* Brief:
Extract the data exactly, missing nothing.

######

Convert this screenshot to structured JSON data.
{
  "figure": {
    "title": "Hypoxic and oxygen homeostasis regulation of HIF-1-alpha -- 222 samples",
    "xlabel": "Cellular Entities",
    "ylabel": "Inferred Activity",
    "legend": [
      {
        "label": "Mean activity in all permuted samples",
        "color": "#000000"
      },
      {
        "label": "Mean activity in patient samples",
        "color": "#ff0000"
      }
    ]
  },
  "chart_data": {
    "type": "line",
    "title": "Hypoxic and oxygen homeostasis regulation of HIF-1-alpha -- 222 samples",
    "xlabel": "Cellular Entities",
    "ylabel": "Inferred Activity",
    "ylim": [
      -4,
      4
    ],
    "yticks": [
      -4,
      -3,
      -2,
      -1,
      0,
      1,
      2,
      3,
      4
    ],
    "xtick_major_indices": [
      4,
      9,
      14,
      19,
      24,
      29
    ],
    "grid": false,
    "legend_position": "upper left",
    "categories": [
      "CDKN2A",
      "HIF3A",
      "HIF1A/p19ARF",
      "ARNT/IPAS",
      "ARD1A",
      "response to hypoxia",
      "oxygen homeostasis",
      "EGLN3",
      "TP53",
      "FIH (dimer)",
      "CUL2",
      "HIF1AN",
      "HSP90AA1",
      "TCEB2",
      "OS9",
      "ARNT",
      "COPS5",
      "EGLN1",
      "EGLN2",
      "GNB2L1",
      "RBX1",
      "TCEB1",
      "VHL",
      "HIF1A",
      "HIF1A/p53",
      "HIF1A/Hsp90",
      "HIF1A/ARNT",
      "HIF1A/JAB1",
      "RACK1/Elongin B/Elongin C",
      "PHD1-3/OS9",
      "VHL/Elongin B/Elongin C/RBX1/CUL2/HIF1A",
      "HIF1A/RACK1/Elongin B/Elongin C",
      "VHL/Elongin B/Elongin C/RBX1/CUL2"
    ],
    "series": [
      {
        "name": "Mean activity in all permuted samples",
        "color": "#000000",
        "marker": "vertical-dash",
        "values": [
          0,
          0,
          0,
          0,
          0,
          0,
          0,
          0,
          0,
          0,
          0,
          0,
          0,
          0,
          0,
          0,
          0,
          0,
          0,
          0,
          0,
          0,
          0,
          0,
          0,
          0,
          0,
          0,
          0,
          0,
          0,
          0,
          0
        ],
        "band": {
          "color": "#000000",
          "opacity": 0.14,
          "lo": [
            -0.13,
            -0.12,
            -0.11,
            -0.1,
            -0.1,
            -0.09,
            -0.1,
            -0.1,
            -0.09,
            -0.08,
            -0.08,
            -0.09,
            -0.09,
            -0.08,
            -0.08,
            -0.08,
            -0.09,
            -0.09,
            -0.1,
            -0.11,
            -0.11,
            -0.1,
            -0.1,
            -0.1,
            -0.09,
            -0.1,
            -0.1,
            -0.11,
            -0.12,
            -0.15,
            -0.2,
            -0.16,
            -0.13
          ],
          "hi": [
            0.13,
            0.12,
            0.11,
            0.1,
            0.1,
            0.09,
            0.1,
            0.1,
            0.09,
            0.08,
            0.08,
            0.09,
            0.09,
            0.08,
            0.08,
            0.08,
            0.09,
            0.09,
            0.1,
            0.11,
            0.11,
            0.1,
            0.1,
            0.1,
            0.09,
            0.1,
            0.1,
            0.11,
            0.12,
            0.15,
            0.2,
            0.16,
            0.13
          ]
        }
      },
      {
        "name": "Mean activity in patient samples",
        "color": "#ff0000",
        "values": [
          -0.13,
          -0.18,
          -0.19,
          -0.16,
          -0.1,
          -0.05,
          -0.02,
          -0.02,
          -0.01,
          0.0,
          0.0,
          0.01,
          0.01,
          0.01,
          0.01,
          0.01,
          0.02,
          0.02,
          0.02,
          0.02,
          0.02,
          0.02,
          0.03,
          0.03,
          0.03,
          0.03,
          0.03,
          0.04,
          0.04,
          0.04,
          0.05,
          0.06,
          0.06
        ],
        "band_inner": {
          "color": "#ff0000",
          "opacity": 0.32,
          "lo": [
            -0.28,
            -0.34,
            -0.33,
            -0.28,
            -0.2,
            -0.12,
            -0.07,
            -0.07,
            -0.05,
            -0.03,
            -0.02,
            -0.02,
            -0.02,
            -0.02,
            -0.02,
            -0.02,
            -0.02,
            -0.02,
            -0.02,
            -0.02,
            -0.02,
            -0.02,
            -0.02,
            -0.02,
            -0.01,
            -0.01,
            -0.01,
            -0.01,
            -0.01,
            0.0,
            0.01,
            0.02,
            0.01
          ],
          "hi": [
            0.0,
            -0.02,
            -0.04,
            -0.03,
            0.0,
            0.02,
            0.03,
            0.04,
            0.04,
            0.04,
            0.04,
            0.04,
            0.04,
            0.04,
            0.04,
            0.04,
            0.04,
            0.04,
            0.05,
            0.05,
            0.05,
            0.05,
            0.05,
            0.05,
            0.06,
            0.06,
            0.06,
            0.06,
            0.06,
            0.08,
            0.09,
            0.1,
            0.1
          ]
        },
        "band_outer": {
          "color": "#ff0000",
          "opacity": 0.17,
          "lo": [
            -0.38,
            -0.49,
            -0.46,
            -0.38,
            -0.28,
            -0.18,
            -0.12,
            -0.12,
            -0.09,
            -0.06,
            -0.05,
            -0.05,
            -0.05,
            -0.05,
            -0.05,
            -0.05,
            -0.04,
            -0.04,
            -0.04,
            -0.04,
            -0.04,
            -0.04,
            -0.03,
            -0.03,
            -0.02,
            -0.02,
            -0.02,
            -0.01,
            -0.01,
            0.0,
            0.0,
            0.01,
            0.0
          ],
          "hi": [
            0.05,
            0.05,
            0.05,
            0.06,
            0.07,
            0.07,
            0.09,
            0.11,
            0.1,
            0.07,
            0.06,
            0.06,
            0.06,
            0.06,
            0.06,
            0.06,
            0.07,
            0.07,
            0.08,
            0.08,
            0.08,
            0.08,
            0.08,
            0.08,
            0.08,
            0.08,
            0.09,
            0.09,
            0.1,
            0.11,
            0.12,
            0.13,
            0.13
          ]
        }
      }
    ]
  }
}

######

* Task result:
Convert this screenshot to structured JSON data.
{
  "figure": {
    "title": "Hypoxic and oxygen homeostasis regulation of HIF-1-alpha -- 222 samples",
    "xlabel": "Cellular Entities",
    "ylabel": "Inferred Activity",
    "legend": [
      {
        "label": "Mean activity in all permuted samples",
        "color": "#000000"
      },
      {
        "label": "Mean activity in patient samples",
        "color": "#ff0000"
      }
    ]
  },
  "chart_data": {
    "type": "line",
    "title": "Hypoxic and oxygen homeostasis regulation of HIF-1-alpha -- 222 samples",
    "xlabel": "Cellular Entities",
    "ylabel": "Inferred Activity",
    "ylim": [
      -4,
      4
    ],
    "yticks": [
      -4,
      -3,
      -2,
      -1,
      0,
      1,
      2,
      3,
      4
    ],
    "xtick_major_indices": [
      4,
      9,
      14,
      19,
      24,
      29
    ],
    "grid": false,
    "legend_position": "upper left",
    "categories": [
      "CDKN2A",
      "HIF3A",
      "HIF1A/p19ARF",
      "ARNT/IPAS",
      "ARD1A",
      "response to hypoxia",
      "oxygen homeostasis",
      "EGLN3",
      "TP53",
      "FIH (dimer)",
      "CUL2",
      "HIF1AN",
      "HSP90AA1",
      "TCEB2",
      "OS9",
      "ARNT",
      "COPS5",
      "EGLN1",
      "EGLN2",
      "GNB2L1",
      "RBX1",
      "TCEB1",
      "VHL",
      "HIF1A",
      "HIF1A/p53",
      "HIF1A/Hsp90",
      "HIF1A/ARNT",
      "HIF1A/JAB1",
      "RACK1/Elongin B/Elongin C",
      "PHD1-3/OS9",
      "VHL/Elongin B/Elongin C/RBX1/CUL2/HIF1A",
      "HIF1A/RACK1/Elongin B/Elongin C",
      "VHL/Elongin B/Elongin C/RBX1/CUL2"
    ],
    "series": [
      {
        "name": "Mean activity in all permuted samples",
        "color": "#000000",
        "marker": "vertical-dash",
        "values": [
          0,
          0,
          0,
          0,
          0,
          0,
          0,
          0,
          0,
          0,
          0,
          0,
          0,
          0,
          0,
          0,
          0,
          0,
          0,
          0,
          0,
          0,
          0,
          0,
          0,
          0,
          0,
          0,
          0,
          0,
          0,
          0,
          0
        ],
        "band": {
          "color": "#000000",
          "opacity": 0.14,
          "lo": [
            -0.13,
            -0.12,
            -0.11,
            -0.1,
            -0.1,
            -0.09,
            -0.1,
            -0.1,
            -0.09,
            -0.08,
            -0.08,
            -0.09,
            -0.09,
            -0.08,
            -0.08,
            -0.08,
            -0.09,
            -0.09,
            -0.1,
            -0.11,
            -0.11,
            -0.1,
            -0.1,
            -0.1,
            -0.09,
            -0.1,
            -0.1,
            -0.11,
            -0.12,
            -0.15,
            -0.2,
            -0.16,
            -0.13
          ],
          "hi": [
            0.13,
            0.12,
            0.11,
            0.1,
            0.1,
            0.09,
            0.1,
            0.1,
            0.09,
            0.08,
            0.08,
            0.09,
            0.09,
            0.08,
            0.08,
            0.08,
            0.09,
            0.09,
            0.1,
            0.11,
            0.11,
            0.1,
            0.1,
            0.1,
            0.09,
            0.1,
            0.1,
            0.11,
            0.12,
            0.15,
            0.2,
            0.16,
            0.13
          ]
        }
      },
      {
        "name": "Mean activity in patient samples",
        "color": "#ff0000",
        "values": [
          -0.13,
          -0.18,
          -0.19,
          -0.16,
          -0.1,
          -0.05,
          -0.02,
          -0.02,
          -0.01,
          0.0,
          0.0,
          0.01,
          0.01,
          0.01,
          0.01,
          0.01,
          0.02,
          0.02,
          0.02,
          0.02,
          0.02,
          0.02,
          0.03,
          0.03,
          0.03,
          0.03,
          0.03,
          0.04,
          0.04,
          0.04,
          0.05,
          0.06,
          0.06
        ],
        "band_inner": {
          "color": "#ff0000",
          "opacity": 0.32,
          "lo": [
            -0.28,
            -0.34,
            -0.33,
            -0.28,
            -0.2,
            -0.12,
            -0.07,
            -0.07,
            -0.05,
            -0.03,
            -0.02,
            -0.02,
            -0.02,
            -0.02,
            -0.02,
            -0.02,
            -0.02,
            -0.02,
            -0.02,
            -0.02,
            -0.02,
            -0.02,
            -0.02,
            -0.02,
            -0.01,
            -0.01,
            -0.01,
            -0.01,
            -0.01,
            0.0,
            0.01,
            0.02,
            0.01
          ],
          "hi": [
            0.0,
            -0.02,
            -0.04,
            -0.03,
            0.0,
            0.02,
            0.03,
            0.04,
            0.04,
            0.04,
            0.04,
            0.04,
            0.04,
            0.04,
            0.04,
            0.04,
            0.04,
            0.04,
            0.05,
            0.05,
            0.05,
            0.05,
            0.05,
            0.05,
            0.06,
            0.06,
            0.06,
            0.06,
            0.06,
            0.08,
            0.09,
            0.1,
            0.1
          ]
        },
        "band_outer": {
          "color": "#ff0000",
          "opacity": 0.17,
          "lo": [
            -0.38,
            -0.49,
            -0.46,
            -0.38,
            -0.28,
            -0.18,
            -0.12,
            -0.12,
            -0.09,
            -0.06,
            -0.05,
            -0.05,
            -0.05,
            -0.05,
            -0.05,
            -0.05,
            -0.04,
            -0.04,
            -0.04,
            -0.04,
            -0.04,
            -0.04,
            -0.03,
            -0.03,
            -0.02,
            -0.02,
            -0.02,
            -0.01,
            -0.01,
            0.0,
            0.0,
            0.01,
            0.0
          ],
          "hi": [
            0.05,
            0.05,
            0.05,
            0.06,
            0.07,
            0.07,
            0.09,
            0.11,
            0.1,
            0.07,
            0.06,
            0.06,
            0.06,
            0.06,
            0.06,
            0.06,
            0.07,
            0.07,
            0.08,
            0.08,
            0.08,
            0.08,
            0.08,
            0.08,
            0.08,
            0.08,
            0.09,
            0.09,
            0.1,
            0.11,
            0.12,
            0.13,
            0.13
          ]
        }
      }
    ]
  }
}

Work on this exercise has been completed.